Stored data entries:

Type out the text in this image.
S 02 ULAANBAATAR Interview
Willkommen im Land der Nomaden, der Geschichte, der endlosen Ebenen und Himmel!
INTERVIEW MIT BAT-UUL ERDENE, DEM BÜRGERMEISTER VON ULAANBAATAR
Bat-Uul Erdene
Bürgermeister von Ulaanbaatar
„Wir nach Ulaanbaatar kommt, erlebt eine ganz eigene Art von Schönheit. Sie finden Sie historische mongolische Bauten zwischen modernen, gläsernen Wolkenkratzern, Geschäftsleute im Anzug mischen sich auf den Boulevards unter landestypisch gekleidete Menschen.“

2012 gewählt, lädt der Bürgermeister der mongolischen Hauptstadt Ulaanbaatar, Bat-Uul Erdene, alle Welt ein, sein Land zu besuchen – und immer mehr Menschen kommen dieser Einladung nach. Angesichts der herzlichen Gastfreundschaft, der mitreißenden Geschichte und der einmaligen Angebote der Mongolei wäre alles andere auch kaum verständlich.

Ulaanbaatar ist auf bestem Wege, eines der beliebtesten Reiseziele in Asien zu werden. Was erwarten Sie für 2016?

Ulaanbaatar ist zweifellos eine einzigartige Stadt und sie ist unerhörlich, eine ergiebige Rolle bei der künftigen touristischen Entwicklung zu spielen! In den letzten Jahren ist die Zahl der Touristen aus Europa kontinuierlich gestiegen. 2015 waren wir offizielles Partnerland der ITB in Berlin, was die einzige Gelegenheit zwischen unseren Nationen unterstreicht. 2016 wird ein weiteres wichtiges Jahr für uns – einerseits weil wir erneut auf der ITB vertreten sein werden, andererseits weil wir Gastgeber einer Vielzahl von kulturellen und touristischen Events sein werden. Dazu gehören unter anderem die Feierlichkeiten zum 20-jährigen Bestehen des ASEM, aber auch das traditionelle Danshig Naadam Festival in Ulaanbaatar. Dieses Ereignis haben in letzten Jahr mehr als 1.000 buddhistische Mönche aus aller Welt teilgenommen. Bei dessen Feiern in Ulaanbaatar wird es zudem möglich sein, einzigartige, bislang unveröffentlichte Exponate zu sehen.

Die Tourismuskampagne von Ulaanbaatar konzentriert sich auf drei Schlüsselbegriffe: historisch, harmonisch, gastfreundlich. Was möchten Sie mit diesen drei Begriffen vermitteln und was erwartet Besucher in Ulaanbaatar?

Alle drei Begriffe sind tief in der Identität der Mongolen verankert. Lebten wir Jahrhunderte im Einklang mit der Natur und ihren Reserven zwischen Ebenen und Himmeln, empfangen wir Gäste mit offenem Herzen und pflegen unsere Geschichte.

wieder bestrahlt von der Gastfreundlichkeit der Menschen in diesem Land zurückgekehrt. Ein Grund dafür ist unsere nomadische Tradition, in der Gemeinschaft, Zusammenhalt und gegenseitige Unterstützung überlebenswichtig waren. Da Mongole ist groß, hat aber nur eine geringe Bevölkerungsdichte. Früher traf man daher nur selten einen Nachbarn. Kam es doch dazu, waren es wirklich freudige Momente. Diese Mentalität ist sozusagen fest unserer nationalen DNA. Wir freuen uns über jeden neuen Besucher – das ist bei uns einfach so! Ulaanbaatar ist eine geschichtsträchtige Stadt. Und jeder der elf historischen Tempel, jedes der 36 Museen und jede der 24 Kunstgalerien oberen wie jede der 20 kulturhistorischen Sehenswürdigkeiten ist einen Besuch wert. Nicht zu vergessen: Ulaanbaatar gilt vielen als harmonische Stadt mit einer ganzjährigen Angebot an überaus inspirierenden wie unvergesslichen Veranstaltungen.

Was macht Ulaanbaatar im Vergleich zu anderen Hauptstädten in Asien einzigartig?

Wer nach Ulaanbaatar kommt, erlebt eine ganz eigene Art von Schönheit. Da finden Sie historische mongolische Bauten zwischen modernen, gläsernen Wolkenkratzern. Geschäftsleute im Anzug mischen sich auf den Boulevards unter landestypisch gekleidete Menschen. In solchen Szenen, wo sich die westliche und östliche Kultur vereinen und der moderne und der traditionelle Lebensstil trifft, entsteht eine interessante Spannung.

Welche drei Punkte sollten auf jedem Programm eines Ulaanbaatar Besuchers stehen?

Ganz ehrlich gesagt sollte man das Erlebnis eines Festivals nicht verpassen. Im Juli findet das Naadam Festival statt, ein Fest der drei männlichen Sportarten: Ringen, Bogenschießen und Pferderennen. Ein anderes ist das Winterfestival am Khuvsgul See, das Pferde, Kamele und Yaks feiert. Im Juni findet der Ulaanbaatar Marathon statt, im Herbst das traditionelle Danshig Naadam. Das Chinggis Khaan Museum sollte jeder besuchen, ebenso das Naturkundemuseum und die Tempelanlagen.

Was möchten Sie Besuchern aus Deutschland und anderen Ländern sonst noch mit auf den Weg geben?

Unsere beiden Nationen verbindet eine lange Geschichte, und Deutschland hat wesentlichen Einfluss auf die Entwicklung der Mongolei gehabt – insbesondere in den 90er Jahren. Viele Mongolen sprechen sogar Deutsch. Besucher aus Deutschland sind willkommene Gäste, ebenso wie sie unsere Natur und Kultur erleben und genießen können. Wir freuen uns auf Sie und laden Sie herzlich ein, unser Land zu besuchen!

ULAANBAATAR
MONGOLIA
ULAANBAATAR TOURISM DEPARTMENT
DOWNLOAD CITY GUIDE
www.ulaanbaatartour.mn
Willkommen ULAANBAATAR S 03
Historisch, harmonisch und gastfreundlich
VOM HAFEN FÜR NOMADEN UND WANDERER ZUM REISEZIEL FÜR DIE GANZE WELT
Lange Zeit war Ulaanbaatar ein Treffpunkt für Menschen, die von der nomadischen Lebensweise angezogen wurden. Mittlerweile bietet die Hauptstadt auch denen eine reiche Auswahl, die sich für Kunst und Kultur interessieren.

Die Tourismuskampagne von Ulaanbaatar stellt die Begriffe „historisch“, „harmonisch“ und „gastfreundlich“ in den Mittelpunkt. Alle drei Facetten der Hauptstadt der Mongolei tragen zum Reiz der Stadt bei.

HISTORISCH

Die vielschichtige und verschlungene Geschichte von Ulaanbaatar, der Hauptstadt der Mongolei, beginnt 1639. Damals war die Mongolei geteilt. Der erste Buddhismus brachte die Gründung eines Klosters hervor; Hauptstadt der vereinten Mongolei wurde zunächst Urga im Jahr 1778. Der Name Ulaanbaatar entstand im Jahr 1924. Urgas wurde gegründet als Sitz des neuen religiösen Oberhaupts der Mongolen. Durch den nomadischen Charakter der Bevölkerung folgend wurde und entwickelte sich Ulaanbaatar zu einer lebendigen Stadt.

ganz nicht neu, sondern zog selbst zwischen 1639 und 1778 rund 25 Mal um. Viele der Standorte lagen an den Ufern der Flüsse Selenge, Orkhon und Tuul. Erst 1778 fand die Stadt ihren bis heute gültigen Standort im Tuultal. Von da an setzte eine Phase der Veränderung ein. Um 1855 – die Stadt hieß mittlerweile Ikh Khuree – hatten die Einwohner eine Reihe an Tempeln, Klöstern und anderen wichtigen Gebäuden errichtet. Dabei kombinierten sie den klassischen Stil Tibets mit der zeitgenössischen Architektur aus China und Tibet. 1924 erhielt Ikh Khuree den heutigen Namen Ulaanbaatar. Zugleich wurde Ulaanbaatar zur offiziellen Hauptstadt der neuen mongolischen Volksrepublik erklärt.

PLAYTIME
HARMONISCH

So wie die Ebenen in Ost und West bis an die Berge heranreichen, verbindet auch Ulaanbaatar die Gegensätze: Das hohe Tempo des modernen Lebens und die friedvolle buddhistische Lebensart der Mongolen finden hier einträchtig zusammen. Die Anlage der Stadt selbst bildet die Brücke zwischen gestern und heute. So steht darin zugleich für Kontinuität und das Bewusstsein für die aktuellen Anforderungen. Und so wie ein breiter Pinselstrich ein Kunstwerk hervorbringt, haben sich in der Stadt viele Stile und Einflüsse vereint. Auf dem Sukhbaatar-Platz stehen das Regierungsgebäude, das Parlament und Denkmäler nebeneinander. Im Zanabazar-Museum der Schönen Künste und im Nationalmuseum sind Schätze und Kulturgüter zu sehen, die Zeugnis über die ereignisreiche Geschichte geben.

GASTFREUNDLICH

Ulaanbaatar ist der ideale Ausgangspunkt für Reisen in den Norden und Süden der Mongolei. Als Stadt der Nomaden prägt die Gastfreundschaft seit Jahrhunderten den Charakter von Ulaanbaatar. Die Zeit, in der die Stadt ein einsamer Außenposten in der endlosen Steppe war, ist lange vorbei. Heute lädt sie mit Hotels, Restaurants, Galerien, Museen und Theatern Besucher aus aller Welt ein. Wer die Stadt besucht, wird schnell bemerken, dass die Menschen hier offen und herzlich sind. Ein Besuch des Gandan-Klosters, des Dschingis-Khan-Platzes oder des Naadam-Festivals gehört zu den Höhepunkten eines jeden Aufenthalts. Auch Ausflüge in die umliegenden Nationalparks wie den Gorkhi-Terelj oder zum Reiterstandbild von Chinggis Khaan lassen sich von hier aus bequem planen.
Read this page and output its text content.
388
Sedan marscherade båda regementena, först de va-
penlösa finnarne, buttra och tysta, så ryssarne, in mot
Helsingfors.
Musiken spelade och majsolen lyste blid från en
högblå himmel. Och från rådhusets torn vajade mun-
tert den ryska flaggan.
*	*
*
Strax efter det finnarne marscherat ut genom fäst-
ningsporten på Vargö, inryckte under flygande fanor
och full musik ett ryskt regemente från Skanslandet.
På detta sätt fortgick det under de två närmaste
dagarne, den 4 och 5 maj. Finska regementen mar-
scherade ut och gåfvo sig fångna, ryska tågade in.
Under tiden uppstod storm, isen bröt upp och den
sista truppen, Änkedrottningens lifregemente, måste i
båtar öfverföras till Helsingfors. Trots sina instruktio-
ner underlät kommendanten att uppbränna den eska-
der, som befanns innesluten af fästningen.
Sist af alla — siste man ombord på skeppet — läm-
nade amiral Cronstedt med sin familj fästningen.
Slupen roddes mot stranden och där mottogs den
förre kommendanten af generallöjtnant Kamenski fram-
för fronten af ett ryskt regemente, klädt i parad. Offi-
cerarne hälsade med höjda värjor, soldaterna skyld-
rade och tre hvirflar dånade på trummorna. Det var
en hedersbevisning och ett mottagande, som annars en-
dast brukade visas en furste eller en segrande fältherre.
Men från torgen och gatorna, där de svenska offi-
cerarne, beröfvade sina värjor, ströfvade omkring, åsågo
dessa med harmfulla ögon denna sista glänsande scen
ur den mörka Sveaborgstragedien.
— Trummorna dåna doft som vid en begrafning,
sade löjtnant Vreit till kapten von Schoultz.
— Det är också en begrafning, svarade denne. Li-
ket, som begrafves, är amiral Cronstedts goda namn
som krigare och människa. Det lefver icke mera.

- **Exercise details**
In the entries above, identify every line with the word "Hauptstadt". Copy those lines.

- **Exercise solution**
2012 gewählt, lädt der Bürgermeister der mongolischen Hauptstadt Ulaanbaatar, Bat-Uul Erdene, alle Welt ein, sein Land zu besuchen – und immer mehr Menschen kommen dieser Einladung nach. Angesichts der herzlichen Gastfreundschaft, der mitreißenden Geschichte und der einmaligen Angebote der Mongolei wäre alles andere auch kaum verständlich.
Lange Zeit war Ulaanbaatar ein Treffpunkt für Menschen, die von der nomadischen Lebensweise angezogen wurden. Mittlerweile bietet die Hauptstadt auch denen eine reiche Auswahl, die sich für Kunst und Kultur interessieren.
Die Tourismuskampagne von Ulaanbaatar stellt die Begriffe „historisch“, „harmonisch“ und „gastfreundlich“ in den Mittelpunkt. Alle drei Facetten der Hauptstadt der Mongolei tragen zum Reiz der Stadt bei.
Die vielschichtige und verschlungene Geschichte von Ulaanbaatar, der Hauptstadt der Mongolei, beginnt 1639. Damals war die Mongolei geteilt. Der erste Buddhismus brachte die Gründung eines Klosters hervor; Hauptstadt der vereinten Mongolei wurde zunächst Urga im Jahr 1778. Der Name Ulaanbaatar entstand im Jahr 1924. Urgas wurde gegründet als Sitz des neuen religiösen Oberhaupts der Mongolen. Durch den nomadischen Charakter der Bevölkerung folgend wurde und entwickelte sich Ulaanbaatar zu einer lebendigen Stadt.
ganz nicht neu, sondern zog selbst zwischen 1639 und 1778 rund 25 Mal um. Viele der Standorte lagen an den Ufern der Flüsse Selenge, Orkhon und Tuul. Erst 1778 fand die Stadt ihren bis heute gültigen Standort im Tuultal. Von da an setzte eine Phase der Veränderung ein. Um 1855 – die Stadt hieß mittlerweile Ikh Khuree – hatten die Einwohner eine Reihe an Tempeln, Klöstern und anderen wichtigen Gebäuden errichtet. Dabei kombinierten sie den klassischen Stil Tibets mit der zeitgenössischen Architektur aus China und Tibet. 1924 erhielt Ikh Khuree den heutigen Namen Ulaanbaatar. Zugleich wurde Ulaanbaatar zur offiziellen Hauptstadt der neuen mongolischen Volksrepublik erklärt.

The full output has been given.